**WRITTEN INSTRUCTION:**
Search the data for the string "stwierdzono" and gather each line it is in.

**SOURCE RECORDS:**
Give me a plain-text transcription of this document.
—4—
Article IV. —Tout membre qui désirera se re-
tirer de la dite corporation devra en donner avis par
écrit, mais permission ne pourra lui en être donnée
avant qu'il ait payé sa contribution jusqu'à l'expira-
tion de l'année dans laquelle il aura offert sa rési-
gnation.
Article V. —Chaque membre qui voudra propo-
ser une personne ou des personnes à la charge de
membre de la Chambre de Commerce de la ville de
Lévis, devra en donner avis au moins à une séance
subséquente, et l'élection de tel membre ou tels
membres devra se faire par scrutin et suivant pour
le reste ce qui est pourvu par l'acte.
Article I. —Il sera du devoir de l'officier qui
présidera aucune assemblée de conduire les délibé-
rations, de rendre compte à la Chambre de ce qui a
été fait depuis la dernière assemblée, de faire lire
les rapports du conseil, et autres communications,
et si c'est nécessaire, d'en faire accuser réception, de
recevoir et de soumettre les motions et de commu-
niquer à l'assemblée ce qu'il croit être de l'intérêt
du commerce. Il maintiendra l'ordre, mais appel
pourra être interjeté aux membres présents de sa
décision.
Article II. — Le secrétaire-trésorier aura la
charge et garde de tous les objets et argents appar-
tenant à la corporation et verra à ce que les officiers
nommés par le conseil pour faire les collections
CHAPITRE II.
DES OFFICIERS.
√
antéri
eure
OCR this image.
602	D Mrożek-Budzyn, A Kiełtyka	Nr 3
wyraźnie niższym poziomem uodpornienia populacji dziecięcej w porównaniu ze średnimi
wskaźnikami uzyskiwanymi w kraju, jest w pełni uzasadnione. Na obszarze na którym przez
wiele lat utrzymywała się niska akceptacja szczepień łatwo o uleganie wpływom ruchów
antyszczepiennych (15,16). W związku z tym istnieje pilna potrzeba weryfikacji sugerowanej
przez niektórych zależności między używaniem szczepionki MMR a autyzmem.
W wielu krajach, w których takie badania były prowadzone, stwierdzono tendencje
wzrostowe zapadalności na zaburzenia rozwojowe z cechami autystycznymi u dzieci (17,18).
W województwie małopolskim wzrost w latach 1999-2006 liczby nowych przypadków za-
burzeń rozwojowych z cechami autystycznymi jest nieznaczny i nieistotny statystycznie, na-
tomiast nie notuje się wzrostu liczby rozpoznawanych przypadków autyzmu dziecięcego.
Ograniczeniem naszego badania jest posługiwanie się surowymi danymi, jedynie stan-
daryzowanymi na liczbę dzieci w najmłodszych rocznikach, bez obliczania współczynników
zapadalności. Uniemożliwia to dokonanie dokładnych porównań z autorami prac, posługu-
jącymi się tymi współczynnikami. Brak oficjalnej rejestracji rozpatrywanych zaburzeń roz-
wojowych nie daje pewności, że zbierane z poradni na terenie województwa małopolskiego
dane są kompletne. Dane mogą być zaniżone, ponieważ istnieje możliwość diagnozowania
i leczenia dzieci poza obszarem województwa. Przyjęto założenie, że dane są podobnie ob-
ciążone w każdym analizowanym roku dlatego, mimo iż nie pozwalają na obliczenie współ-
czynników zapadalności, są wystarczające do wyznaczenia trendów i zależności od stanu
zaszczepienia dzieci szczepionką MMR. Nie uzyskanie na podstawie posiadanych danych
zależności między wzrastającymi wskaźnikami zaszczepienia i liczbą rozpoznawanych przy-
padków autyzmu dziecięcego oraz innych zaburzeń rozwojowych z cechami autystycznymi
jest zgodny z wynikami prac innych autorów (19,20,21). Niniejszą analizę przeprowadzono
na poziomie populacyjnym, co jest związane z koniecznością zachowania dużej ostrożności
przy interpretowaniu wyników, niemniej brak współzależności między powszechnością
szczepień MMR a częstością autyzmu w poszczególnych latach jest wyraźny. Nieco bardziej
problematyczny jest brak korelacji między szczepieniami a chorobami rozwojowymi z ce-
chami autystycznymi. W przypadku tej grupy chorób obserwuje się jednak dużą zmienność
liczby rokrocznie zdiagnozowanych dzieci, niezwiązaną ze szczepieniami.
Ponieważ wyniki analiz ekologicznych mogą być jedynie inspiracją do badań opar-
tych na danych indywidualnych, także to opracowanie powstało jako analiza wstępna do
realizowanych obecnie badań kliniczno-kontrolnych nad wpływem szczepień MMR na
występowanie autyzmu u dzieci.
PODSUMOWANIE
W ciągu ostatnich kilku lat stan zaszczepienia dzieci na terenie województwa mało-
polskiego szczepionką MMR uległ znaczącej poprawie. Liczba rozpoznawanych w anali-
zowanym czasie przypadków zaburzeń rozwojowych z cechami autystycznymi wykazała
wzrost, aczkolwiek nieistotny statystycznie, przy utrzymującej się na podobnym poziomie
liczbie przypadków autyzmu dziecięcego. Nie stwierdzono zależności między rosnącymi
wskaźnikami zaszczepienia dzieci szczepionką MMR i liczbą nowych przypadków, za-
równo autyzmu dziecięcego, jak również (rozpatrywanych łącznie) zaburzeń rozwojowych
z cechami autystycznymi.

**PROBLEM SOLUTION:**
W wielu krajach, w których takie badania były prowadzone, stwierdzono tendencje
liczbie przypadków autyzmu dziecięcego. Nie stwierdzono zależności między rosnącymi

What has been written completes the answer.